>>

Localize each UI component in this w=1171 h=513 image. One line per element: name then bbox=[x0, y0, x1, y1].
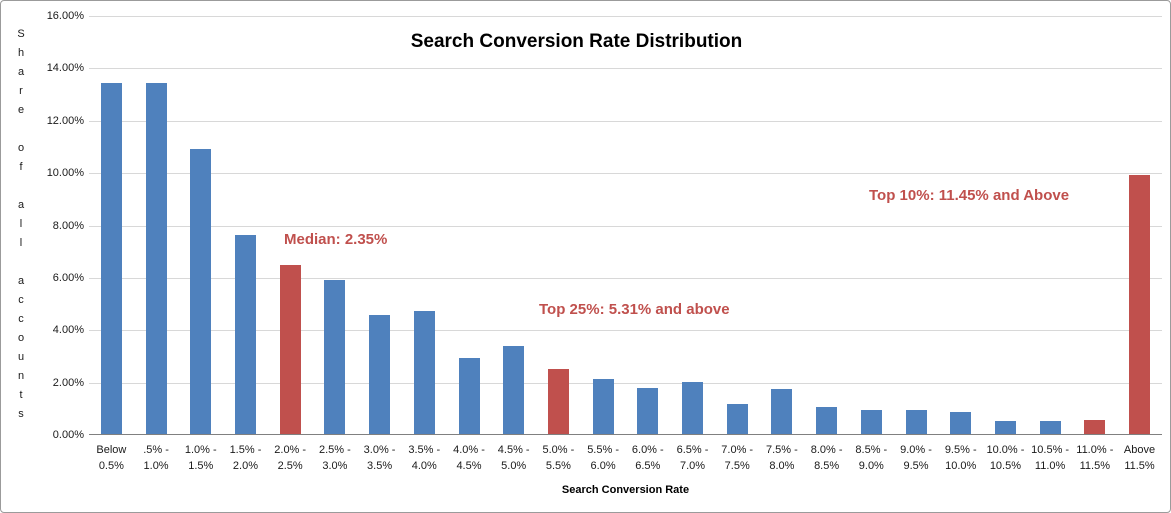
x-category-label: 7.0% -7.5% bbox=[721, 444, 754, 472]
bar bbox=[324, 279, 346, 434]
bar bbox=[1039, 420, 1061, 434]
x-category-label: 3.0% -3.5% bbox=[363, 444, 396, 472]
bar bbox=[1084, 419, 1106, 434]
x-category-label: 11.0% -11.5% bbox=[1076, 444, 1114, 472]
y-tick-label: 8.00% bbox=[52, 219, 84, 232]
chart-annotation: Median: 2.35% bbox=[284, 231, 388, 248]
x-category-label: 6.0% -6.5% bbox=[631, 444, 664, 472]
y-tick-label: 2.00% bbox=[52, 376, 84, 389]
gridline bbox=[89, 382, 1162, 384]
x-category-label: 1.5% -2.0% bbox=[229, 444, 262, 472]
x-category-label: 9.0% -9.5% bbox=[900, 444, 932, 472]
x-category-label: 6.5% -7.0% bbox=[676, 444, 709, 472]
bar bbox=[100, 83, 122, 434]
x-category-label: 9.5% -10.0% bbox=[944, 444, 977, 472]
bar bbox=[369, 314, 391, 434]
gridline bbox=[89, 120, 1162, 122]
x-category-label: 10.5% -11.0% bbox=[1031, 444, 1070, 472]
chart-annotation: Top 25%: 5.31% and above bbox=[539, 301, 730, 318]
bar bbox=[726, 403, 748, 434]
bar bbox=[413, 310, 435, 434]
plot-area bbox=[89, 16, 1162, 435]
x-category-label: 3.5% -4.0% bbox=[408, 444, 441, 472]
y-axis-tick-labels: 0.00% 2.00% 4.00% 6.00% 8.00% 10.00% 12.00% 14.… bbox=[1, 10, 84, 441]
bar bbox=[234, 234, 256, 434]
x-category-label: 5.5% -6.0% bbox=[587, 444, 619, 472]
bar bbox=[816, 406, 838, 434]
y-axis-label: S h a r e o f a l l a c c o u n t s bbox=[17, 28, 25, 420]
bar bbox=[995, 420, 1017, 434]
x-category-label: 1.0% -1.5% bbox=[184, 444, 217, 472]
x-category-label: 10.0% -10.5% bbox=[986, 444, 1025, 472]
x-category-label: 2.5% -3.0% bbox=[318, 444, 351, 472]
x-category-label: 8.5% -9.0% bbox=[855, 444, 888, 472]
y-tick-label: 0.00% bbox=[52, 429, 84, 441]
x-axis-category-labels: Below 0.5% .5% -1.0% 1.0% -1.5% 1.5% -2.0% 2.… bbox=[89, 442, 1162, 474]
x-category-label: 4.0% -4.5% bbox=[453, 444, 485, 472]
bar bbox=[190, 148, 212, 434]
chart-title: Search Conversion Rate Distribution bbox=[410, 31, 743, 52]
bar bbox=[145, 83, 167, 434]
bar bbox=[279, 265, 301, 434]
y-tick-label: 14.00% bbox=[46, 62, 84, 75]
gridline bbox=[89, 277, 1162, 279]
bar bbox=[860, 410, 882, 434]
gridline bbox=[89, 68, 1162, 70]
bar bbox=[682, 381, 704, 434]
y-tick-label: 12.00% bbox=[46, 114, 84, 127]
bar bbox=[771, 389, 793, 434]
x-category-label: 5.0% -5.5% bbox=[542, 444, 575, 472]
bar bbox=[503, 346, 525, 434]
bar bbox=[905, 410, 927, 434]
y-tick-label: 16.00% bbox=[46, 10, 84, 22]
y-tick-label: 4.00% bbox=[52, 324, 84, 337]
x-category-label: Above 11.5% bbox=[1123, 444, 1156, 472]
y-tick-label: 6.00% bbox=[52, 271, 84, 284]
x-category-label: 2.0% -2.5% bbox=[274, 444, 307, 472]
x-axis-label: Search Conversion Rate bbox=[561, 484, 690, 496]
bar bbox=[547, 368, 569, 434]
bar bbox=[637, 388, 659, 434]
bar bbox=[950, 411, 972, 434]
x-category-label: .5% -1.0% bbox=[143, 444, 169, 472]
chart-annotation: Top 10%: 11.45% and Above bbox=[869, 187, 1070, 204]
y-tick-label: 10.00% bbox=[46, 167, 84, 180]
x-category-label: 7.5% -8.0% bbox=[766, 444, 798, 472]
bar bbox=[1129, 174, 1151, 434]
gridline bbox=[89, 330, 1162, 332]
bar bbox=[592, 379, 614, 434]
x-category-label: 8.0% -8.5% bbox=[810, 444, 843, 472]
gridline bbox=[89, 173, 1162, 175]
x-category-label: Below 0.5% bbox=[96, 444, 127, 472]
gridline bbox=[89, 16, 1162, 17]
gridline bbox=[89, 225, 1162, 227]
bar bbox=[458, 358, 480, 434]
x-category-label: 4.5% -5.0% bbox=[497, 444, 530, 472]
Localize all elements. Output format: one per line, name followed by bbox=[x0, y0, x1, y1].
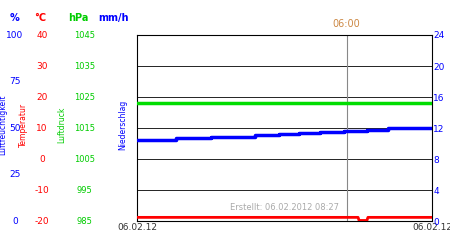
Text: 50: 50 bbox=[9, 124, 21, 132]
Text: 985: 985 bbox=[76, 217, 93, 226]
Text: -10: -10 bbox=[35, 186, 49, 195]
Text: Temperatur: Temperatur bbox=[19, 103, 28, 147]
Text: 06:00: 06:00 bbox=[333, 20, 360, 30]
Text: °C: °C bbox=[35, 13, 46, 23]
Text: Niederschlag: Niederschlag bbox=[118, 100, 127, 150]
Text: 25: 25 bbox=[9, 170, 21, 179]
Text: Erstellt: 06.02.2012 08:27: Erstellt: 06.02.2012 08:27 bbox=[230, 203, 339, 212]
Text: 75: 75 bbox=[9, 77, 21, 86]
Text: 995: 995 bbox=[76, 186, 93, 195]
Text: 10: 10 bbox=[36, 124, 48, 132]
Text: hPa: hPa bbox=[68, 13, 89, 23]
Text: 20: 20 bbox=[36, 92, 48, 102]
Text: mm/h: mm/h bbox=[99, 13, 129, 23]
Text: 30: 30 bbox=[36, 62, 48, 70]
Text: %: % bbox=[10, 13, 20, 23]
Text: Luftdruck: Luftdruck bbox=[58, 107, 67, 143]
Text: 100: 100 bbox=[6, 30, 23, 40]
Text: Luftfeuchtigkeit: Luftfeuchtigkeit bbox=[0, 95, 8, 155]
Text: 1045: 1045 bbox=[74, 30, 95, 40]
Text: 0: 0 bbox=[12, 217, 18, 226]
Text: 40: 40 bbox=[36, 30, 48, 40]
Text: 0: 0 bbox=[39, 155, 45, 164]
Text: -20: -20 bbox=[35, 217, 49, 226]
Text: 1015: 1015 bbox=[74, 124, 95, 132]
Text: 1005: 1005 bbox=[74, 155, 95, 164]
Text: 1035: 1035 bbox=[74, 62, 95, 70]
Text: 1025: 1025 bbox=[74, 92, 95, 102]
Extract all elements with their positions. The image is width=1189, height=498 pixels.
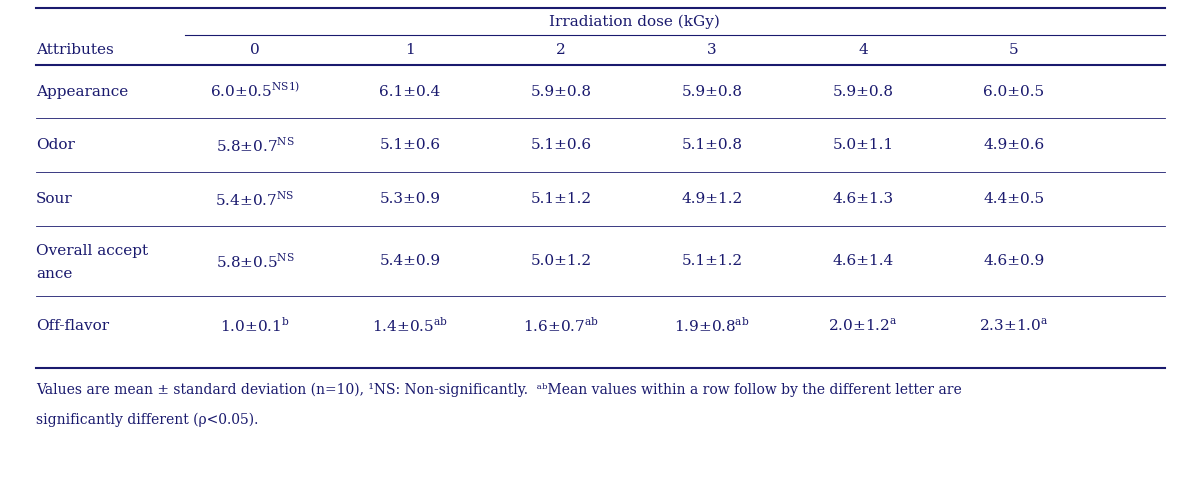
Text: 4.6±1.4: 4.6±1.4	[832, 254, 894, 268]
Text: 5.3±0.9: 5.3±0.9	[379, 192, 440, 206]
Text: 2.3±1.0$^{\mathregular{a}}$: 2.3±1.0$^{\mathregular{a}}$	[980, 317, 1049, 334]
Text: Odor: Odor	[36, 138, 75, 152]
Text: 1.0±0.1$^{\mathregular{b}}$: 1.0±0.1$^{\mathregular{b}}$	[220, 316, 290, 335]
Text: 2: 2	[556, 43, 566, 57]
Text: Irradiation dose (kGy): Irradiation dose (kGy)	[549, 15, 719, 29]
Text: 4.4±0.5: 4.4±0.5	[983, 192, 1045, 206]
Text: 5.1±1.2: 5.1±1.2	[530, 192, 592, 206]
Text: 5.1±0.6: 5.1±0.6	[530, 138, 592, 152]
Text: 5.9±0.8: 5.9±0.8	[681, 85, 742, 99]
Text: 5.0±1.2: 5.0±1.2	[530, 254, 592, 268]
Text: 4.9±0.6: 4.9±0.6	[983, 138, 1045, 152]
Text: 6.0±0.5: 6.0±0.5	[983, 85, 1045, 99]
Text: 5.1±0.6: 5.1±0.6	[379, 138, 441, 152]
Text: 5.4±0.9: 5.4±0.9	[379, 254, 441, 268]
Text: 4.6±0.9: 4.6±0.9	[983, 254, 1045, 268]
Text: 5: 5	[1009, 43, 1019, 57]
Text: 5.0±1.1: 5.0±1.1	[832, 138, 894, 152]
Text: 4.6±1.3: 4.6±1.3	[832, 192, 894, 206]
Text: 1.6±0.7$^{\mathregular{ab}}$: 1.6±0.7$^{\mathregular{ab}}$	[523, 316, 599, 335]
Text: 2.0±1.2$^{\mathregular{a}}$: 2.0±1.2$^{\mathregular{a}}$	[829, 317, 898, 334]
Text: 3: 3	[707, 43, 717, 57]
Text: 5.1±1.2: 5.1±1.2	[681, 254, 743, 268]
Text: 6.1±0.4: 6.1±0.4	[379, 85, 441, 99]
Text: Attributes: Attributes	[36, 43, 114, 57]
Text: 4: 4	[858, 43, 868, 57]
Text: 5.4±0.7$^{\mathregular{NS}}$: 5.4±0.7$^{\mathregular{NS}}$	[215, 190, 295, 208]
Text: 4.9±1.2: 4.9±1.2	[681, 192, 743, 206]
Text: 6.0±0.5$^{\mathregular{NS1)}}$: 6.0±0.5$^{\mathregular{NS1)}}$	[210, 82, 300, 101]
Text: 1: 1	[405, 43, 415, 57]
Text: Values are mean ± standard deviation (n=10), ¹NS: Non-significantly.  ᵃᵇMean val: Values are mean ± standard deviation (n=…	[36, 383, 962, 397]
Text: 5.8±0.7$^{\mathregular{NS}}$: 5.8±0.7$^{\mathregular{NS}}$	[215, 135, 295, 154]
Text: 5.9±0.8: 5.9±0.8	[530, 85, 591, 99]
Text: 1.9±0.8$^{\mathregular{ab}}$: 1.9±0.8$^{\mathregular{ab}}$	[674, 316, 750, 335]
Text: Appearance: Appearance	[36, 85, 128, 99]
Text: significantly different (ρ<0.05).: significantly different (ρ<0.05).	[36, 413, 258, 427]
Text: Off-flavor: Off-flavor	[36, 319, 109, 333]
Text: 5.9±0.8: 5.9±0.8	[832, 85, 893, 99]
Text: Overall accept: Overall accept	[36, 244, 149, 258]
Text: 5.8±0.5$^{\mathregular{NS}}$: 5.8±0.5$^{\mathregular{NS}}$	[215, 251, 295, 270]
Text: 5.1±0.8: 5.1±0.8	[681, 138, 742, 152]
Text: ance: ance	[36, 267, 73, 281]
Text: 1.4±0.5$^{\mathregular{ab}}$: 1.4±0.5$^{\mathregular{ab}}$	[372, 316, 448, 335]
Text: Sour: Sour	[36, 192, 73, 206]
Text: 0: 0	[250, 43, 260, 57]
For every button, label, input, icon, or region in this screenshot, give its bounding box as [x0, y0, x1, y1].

<<

• **ОПИСАНИЕ ЗАДАЧИ**: Выведите без изменений строки, начиная со строки, где есть «254, 894, 268]», и заканчивая строкой, где есть «192, 1045, 206]», включительно.

• **ОТВЕТ К ЗАДАНИЮ**:
Text: 4.6±1.4: 4.6±1.4	[832, 254, 894, 268]
Text: 5.3±0.9: 5.3±0.9	[379, 192, 440, 206]
Text: 2.3±1.0$^{\mathregular{a}}$: 2.3±1.0$^{\mathregular{a}}$	[980, 317, 1049, 334]
Text: Odor: Odor	[36, 138, 75, 152]
Text: 1.0±0.1$^{\mathregular{b}}$: 1.0±0.1$^{\mathregular{b}}$	[220, 316, 290, 335]
Text: 2: 2	[556, 43, 566, 57]
Text: Irradiation dose (kGy): Irradiation dose (kGy)	[549, 15, 719, 29]
Text: 4.4±0.5: 4.4±0.5	[983, 192, 1045, 206]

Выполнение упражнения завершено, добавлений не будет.